----- The data
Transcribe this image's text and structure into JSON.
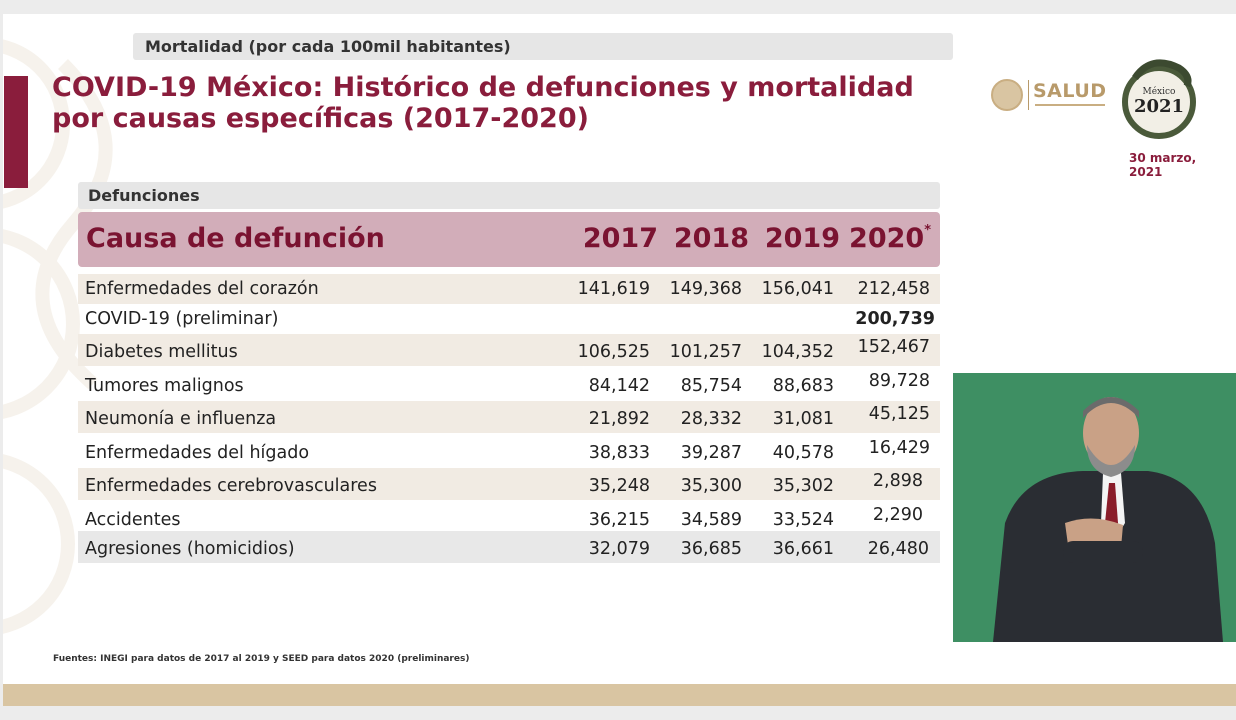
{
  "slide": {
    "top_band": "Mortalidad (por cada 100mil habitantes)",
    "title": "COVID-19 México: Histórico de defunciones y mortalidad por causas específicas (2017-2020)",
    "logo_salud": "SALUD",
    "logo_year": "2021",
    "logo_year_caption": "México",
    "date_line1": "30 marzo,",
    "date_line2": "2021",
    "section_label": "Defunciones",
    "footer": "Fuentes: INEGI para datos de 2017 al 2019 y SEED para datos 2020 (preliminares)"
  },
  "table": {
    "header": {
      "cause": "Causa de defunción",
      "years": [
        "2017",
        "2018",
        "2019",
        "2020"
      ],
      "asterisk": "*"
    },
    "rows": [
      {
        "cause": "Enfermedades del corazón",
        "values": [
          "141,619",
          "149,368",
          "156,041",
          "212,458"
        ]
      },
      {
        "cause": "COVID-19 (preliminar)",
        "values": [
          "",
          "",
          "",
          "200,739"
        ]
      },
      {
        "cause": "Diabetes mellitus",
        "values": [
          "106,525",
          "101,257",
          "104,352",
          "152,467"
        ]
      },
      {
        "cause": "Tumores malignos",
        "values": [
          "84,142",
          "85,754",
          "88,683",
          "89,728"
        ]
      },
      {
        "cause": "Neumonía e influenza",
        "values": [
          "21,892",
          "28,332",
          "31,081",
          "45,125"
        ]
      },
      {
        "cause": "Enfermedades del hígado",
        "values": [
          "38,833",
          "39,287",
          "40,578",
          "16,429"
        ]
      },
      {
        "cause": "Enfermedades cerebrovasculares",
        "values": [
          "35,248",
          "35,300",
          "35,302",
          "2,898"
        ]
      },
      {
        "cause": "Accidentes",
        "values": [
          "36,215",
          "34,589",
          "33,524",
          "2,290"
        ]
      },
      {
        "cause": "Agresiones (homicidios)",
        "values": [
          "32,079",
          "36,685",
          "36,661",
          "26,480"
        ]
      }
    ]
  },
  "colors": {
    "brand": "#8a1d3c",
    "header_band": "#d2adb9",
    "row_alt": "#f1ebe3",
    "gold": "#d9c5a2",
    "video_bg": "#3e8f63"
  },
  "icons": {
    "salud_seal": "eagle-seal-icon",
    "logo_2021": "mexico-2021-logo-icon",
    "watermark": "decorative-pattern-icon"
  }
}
----------
----- The data
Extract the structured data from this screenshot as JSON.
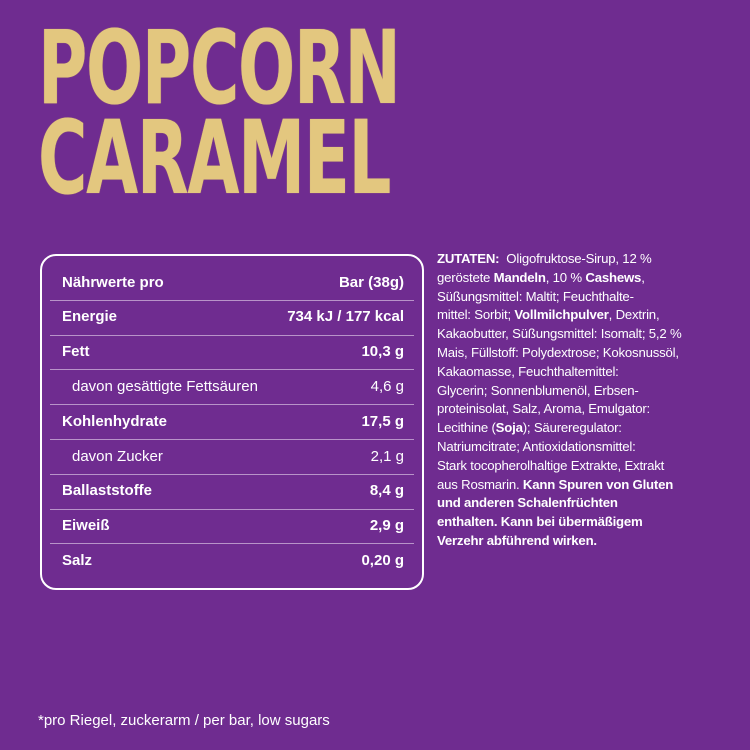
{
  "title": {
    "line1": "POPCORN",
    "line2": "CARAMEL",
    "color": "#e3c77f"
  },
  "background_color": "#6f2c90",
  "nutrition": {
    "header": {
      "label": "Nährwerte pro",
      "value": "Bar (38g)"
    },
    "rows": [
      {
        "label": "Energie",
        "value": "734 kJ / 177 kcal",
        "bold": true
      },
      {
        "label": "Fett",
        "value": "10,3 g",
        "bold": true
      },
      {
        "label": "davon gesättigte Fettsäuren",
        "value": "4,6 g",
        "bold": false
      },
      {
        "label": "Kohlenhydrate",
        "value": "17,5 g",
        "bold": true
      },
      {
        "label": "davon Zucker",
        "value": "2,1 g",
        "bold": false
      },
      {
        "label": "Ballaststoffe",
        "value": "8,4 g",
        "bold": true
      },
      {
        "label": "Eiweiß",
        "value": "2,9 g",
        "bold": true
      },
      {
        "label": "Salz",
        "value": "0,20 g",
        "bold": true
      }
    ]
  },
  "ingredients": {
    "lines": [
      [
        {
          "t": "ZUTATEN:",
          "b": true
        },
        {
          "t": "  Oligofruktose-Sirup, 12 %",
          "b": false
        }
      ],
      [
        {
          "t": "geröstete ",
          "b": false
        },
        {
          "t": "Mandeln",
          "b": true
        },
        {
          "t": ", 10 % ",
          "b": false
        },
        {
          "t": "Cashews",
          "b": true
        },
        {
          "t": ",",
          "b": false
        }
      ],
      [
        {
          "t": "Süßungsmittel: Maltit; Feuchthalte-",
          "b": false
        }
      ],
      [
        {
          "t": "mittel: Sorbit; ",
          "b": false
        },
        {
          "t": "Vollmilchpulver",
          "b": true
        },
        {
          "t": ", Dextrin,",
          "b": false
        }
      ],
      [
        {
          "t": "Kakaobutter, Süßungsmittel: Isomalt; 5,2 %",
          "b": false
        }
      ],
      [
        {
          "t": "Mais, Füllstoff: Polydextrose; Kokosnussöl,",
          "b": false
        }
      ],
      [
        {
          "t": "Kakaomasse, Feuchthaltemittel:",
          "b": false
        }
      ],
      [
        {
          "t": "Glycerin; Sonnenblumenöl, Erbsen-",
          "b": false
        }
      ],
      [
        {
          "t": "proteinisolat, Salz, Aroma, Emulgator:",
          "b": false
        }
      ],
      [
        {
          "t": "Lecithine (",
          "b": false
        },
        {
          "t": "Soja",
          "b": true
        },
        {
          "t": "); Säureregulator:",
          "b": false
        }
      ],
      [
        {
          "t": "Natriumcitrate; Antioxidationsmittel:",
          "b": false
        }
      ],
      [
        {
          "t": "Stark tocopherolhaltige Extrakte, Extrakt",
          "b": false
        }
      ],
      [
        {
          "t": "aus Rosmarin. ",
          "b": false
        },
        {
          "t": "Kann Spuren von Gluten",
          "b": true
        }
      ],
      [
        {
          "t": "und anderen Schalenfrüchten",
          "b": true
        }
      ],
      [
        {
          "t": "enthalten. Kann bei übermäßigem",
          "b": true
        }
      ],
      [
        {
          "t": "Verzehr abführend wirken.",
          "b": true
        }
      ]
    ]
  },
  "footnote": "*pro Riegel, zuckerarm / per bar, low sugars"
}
----------
----- The data
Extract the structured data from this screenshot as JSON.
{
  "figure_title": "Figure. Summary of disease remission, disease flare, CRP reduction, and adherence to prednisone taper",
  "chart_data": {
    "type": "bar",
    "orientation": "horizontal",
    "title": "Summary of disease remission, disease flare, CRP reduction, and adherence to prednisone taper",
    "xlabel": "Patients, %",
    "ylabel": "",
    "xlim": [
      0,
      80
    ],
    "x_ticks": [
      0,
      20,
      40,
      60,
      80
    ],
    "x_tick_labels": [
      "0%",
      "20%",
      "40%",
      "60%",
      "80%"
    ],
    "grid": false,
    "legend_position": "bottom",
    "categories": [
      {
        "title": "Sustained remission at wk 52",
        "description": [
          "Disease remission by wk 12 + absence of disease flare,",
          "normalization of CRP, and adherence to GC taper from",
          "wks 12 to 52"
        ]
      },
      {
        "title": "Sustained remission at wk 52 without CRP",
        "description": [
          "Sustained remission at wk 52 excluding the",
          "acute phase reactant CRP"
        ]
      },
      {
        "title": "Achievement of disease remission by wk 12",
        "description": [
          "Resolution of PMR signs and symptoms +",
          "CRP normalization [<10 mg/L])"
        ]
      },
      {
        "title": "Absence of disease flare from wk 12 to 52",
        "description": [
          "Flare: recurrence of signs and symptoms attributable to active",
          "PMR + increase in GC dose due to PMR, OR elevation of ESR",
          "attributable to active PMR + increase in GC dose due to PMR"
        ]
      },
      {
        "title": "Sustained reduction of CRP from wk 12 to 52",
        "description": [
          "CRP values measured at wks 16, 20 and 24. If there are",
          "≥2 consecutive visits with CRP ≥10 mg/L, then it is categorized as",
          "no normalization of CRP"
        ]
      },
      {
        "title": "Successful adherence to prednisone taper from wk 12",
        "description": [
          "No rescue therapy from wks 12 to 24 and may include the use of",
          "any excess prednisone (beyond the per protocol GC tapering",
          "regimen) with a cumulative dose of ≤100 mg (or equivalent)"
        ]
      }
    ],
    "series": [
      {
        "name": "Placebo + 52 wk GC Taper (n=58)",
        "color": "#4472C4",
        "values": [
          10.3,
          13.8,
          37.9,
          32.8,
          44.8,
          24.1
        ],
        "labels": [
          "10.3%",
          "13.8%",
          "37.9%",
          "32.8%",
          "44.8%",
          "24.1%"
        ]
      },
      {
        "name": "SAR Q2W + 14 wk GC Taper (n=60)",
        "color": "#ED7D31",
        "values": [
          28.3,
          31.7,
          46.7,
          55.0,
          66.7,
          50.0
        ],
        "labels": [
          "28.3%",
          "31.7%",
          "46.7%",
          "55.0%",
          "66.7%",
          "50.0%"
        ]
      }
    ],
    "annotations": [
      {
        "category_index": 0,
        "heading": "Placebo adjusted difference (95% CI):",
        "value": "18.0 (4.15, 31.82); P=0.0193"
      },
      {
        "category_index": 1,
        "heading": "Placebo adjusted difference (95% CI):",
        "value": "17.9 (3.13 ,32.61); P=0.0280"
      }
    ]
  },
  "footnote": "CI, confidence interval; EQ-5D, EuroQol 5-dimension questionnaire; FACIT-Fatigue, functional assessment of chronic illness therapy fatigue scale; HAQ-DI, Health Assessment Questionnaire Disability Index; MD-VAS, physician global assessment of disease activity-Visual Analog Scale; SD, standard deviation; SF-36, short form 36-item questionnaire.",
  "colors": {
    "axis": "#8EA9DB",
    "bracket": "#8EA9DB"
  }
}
----------
Wherever "prednisone" occurs in the entries above, copy the line it sits on.

> _Solution for this problem_:
  "figure_title": "Figure. Summary of disease remission, disease flare, CRP reduction, and adherence to prednisone taper",
    "title": "Summary of disease remission, disease flare, CRP reduction, and adherence to prednisone taper",
        "title": "Successful adherence to prednisone taper from wk 12",
          "any excess prednisone (beyond the per protocol GC tapering",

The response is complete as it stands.